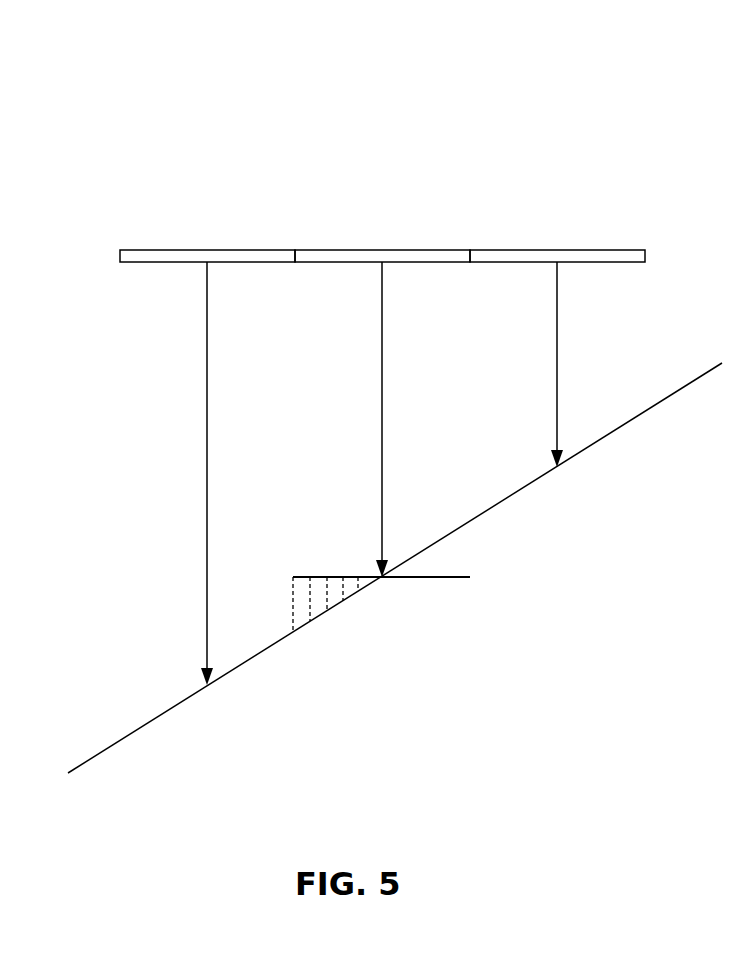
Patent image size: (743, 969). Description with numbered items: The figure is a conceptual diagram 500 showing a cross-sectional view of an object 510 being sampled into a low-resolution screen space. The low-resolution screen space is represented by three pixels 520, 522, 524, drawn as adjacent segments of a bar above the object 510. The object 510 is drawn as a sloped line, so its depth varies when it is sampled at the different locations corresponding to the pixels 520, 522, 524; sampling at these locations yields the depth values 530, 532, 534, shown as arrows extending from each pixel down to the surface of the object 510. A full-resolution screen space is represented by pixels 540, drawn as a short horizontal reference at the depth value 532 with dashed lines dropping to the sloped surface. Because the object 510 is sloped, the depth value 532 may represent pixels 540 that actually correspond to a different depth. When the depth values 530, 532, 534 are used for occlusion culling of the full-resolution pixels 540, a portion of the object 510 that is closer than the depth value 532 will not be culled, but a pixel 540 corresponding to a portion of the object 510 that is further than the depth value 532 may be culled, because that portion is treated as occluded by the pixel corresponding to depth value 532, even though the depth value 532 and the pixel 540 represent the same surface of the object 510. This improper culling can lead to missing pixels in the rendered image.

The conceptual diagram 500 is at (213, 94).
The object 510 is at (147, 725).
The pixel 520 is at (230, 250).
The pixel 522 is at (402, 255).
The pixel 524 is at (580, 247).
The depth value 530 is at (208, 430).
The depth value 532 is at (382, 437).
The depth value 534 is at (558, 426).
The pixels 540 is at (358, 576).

# # #

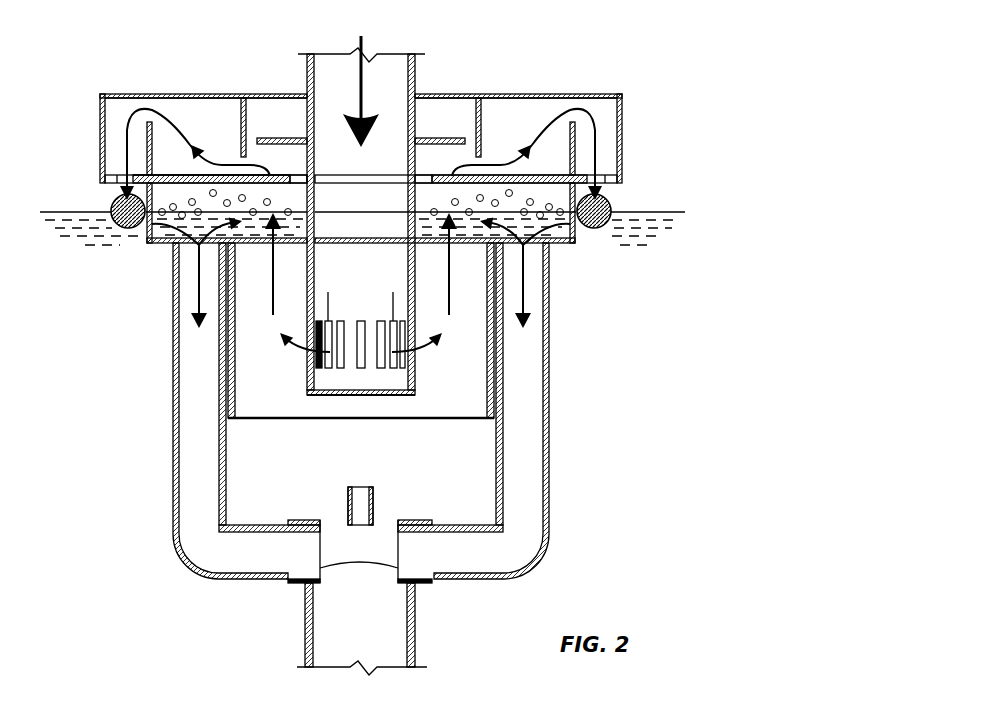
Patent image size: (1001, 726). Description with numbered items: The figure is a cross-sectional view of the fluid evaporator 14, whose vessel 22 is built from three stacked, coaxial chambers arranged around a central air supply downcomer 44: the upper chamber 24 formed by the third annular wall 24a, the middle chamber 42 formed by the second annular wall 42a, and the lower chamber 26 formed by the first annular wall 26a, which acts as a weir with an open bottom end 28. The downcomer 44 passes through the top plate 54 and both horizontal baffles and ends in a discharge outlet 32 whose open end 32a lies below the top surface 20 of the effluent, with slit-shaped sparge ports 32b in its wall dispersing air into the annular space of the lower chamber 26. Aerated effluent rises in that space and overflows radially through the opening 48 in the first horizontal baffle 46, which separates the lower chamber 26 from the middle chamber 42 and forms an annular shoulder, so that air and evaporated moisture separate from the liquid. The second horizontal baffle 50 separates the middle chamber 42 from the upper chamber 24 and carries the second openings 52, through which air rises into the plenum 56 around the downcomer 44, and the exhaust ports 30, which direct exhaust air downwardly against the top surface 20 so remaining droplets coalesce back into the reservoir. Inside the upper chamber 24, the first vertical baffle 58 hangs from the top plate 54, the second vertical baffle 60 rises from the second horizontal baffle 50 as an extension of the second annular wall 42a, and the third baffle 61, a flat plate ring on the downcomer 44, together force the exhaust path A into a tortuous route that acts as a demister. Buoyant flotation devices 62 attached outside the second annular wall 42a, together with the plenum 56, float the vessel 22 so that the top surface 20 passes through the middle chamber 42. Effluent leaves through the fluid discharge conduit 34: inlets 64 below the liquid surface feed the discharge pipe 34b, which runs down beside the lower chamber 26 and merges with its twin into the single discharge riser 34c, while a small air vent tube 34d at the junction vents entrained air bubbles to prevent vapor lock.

# # #

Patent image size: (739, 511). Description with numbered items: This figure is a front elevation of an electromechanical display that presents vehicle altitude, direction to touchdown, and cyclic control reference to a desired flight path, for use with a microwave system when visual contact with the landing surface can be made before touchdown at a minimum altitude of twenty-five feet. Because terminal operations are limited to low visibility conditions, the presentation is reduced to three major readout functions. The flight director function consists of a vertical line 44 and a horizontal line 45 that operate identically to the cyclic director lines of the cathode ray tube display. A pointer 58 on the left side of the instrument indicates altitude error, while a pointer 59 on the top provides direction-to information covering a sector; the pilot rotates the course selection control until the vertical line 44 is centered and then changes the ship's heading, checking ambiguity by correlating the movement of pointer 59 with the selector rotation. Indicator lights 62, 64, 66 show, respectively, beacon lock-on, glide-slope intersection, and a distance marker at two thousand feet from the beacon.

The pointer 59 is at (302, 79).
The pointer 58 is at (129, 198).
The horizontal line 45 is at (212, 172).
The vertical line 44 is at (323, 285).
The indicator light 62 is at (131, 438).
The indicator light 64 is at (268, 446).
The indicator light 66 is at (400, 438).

# # #

§ Requirements
Update the part of the data that opens with the line containing "Patent image size: (739, 511)." and closes with the line containing "The indicator light 66 is at (400, 438)." by changing "beacon" to "transmitter", keeping everything else the same. Return only those lines.

§ Full answer
Patent image size: (739, 511). Description with numbered items: This figure is a front elevation of an electromechanical display that presents vehicle altitude, direction to touchdown, and cyclic control reference to a desired flight path, for use with a microwave system when visual contact with the landing surface can be made before touchdown at a minimum altitude of twenty-five feet. Because terminal operations are limited to low visibility conditions, the presentation is reduced to three major readout functions. The flight director function consists of a vertical line 44 and a horizontal line 45 that operate identically to the cyclic director lines of the cathode ray tube display. A pointer 58 on the left side of the instrument indicates altitude error, while a pointer 59 on the top provides direction-to information covering a sector; the pilot rotates the course selection control until the vertical line 44 is centered and then changes the ship's heading, checking ambiguity by correlating the movement of pointer 59 with the selector rotation. Indicator lights 62, 64, 66 show, respectively, transmitter lock-on, glide-slope intersection, and a distance marker at two thousand feet from the transmitter.

The pointer 59 is at (302, 79).
The pointer 58 is at (129, 198).
The horizontal line 45 is at (212, 172).
The vertical line 44 is at (323, 285).
The indicator light 62 is at (131, 438).
The indicator light 64 is at (268, 446).
The indicator light 66 is at (400, 438).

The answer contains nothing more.